읽을 글:
== == ==

In [None]:
import pandas as pd

In [None]:
df_labels = pd.read_csv('../input/dog-breed-identification/labels.csv')
df_labels.head()

In [None]:
df_labels.shape
# train 파일 총 10222개 

In [None]:
# train에 breed의 분포
df_labels['breed'].value_counts()

In [None]:
# train에 breed가 120개 다 존재하는 지 check
label_name = df_labels['breed'].sort_values().unique()

In [None]:
len(label_name)

In [None]:
df_labels.head()

In [None]:
# breed를 label encoding
# LabelEncoder 객체 생성 -> fit (기준정보) -> transform(변환)

from sklearn.preprocessing import LabelEncoder

encoder = LabelEncoder()  # 객체 생성
encoder.fit(df_labels['breed'])  # 기준정보
df_labels['breed']= encoder.transform(df_labels['breed']) # 변환


In [None]:
df_labels.head()

In [None]:
print(encoder.classes_)
print(encoder.inverse_transform([1,2]))

In [None]:
# df_labels['id'] ==> 000bec180eb18c7604dcecc8fe0dba07.jpg 실습해주세요

df_labels['id'] = df_labels['id'] + '.jpg'
df_labels.head()

In [None]:
# 전략
# cnn , 데이터 증식, flow_from_dataframe

from tensorflow.keras.preprocessing.image import ImageDataGenerator

train_datagen = ImageDataGenerator ( 
    rescale =1/255.,
    rotation_range = 20,
    width_shift_range = 0.1,
    height_shift_range =0.1,
    shear_range = 0.1,
    zoom_range=0.1,
    horizontal_flip=True,
    fill_mode = 'nearest',
    validation_split=0.2
)

val_datagen = ImageDataGenerator ( 
    rescale=1/255. ,
    validation_split=0.2
)


In [None]:
# TypeError: If class_mode="categorical", 
# y_col="breed" column values must be type string, list or tuple.
# [실습]

df_labels['breed'] = df_labels['breed'].astype(str)
df_labels.info()

In [None]:
train_dir = '../input/dog-breed-identification/train'

In [None]:
# 어디에서, 소스, 타겟, 타겟의 class_mode, batch_size
train_generator = train_datagen.flow_from_dataframe (
    dataframe = df_labels,
    directory = train_dir,
    x_col = 'id' ,      # filename
    y_col = 'breed',       # class
    target_size = (150,150),
    batch_size = 128,
    class_mode = 'categorical',    # 예. cats&dog: 'binary'
    subset = 'training',
    seed = 7   
)

val_generator = val_datagen.flow_from_dataframe (
    dataframe = df_labels,
    directory = train_dir,
    x_col = 'id' ,      # filename
    y_col = 'breed',       # class
    target_size = (150,150),
    batch_size = 128,
    class_mode = 'categorical',    # 예. cats&dog: 'binary'
    subset = 'validation',
    seed = 7   
)

In [None]:
df_labels.head()

0. Sequential 객체 생성
1. conv layer ( filter 32, kernel size (3,3), activation 'relu' , input_shape = ???? )
2. pooling layer ( pool_size ( 2,2 ))
3. conv layer ( filter 64, kernel size (3,3), activation 'relu')

== == ==

제시된 과제:
개 품종 분류 노트북을 마지막 줄 다음부터 이어서 작성하십시오.

제시된 데이터:

== == ==

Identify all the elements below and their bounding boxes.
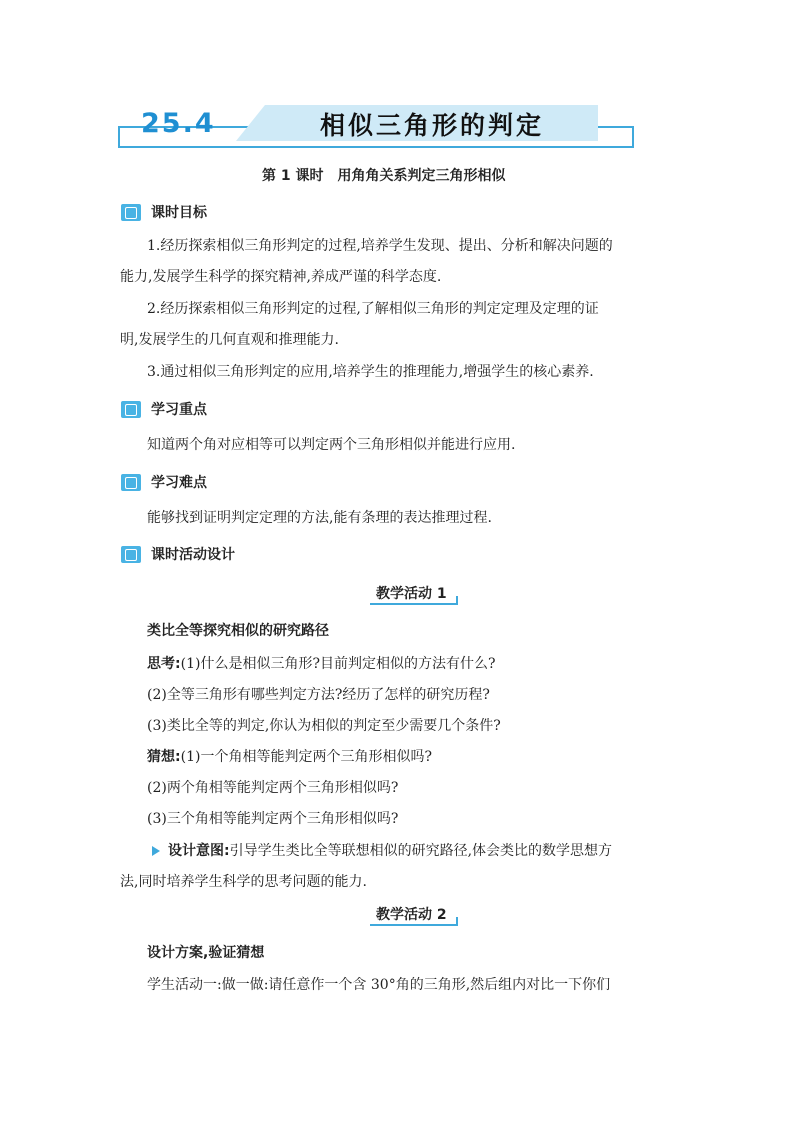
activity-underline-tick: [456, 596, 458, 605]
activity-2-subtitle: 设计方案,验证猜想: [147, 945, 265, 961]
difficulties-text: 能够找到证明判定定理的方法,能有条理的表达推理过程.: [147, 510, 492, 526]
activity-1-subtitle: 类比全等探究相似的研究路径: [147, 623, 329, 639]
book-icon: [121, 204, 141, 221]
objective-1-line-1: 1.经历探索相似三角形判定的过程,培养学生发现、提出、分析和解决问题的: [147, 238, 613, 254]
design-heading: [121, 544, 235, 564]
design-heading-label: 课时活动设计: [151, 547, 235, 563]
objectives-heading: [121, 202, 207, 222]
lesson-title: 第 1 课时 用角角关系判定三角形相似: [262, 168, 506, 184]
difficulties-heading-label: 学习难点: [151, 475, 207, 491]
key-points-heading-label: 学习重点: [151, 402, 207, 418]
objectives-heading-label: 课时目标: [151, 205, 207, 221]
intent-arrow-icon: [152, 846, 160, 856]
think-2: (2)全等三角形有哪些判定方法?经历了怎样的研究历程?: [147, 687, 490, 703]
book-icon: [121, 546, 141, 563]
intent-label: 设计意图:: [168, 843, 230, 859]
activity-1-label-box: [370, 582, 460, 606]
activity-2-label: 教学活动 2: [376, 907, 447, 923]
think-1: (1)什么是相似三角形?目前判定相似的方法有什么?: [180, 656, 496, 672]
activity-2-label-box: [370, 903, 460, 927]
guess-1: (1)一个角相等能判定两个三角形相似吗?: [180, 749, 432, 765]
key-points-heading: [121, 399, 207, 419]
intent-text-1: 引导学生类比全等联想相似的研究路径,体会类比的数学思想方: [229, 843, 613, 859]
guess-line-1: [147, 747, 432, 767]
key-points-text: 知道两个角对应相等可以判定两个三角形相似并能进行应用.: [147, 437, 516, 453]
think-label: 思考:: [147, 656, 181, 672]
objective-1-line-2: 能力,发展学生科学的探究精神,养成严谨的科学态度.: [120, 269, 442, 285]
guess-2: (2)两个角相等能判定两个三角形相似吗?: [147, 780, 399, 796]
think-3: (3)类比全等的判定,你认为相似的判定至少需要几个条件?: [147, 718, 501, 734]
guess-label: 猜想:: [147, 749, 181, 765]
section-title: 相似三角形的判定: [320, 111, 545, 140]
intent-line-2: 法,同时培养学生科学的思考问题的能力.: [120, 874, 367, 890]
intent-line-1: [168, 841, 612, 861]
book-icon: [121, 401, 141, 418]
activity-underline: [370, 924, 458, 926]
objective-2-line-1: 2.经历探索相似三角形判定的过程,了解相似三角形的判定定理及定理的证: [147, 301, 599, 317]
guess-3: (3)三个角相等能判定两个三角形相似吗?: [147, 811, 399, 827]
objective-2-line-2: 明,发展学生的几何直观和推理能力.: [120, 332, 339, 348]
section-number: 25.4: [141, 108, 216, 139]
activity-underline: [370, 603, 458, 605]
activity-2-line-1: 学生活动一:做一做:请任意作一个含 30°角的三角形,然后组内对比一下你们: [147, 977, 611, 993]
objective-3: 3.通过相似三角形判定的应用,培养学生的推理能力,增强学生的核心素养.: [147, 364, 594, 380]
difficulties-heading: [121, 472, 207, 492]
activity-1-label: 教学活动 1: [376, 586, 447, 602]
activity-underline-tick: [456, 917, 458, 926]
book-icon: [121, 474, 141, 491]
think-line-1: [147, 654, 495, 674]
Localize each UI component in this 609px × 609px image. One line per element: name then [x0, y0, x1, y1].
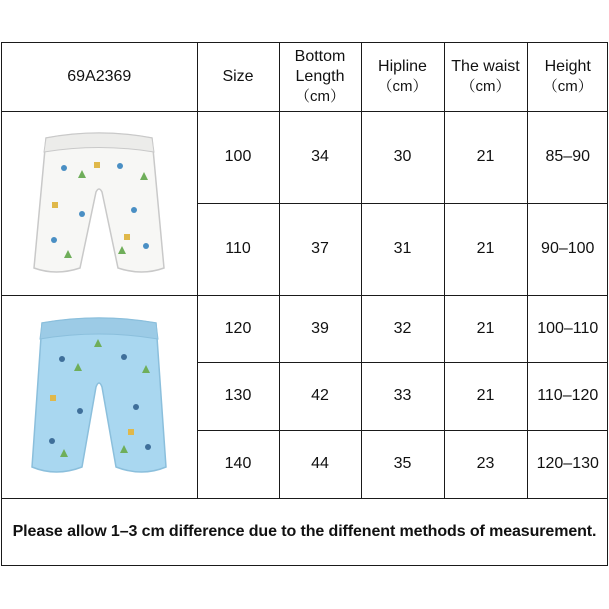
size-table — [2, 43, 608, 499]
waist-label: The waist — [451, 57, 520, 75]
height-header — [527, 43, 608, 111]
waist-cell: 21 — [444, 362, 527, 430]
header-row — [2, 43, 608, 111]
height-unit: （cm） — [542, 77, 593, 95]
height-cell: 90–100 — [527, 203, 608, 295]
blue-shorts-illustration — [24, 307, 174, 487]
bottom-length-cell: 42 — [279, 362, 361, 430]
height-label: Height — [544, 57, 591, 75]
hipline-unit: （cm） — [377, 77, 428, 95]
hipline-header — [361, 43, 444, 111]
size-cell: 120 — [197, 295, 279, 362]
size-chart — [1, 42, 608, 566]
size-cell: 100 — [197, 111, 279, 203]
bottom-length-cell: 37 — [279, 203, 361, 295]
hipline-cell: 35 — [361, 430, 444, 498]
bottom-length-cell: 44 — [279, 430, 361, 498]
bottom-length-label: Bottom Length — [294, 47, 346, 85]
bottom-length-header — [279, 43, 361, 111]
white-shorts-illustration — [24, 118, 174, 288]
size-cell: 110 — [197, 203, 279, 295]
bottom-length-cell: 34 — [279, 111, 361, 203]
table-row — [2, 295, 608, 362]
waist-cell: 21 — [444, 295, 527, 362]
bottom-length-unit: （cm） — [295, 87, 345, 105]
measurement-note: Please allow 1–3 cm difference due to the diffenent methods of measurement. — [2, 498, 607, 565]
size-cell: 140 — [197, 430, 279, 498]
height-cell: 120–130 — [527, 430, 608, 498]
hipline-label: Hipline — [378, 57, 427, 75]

== == ==

최종 답안:
4. pooling layer ( pool_size ( 2,2 ))
5. conv layer ( filter 128, kernel size (3,3), activation 'relu')
6. pooling layer ( pool_size ( 2,2 ))
7. conv layer ( filter 128, kernel size (3,3), activation 'relu')
8. pooling layer ( pool_size ( 2,2 ))
9. flatten layer
9. Dropout (0.5)
10. Dense layer 출력 뉴런 수 512개, 활성화 함수 'relu'
11. Dense layer 출력 뉴런 수 ?????, 활성화 함수'????'

In [None]:
from tensorflow.keras import layers, models, optimizers

model = models.Sequential()
model.add(layers.Conv2D(32, (3, 3), activation='relu',input_shape=(150,150,3)))
model.add(layers.MaxPooling2D((2, 2)))
model.add(layers.Conv2D(64, (3, 3), activation='relu'))
model.add(layers.MaxPooling2D((2, 2)))
model.add(layers.Conv2D(128, (3, 3), activation='relu'))
model.add(layers.MaxPooling2D((2, 2)))
model.add(layers.Conv2D(128, (3, 3), activation='relu'))
model.add(layers.MaxPooling2D((2, 2)))
model.add(layers.Flatten())
model.add(layers.Dropout(0.5))
model.add(layers.Dense(512, activation='relu'))
model.add(layers.Dense(120, activation='softmax'))

In [None]:
model.summary()

In [None]:
model.compile(loss='categorical_crossentropy',
              optimizer='rmsprop',
              metrics=['accuracy'])
history = model.fit(
    train_generator,    
    epochs = 3,     
    steps_per_epoch=len(train_generator) - 1, # batch_size 128
    validation_data=val_generator,
    validation_steps = len(val_generator) - 1    
)

In [None]:
## test data generate

base_dir = '../input/dog-breed-identification'

test_datagen = ImageDataGenerator ( 
    rescale=1/255. 
)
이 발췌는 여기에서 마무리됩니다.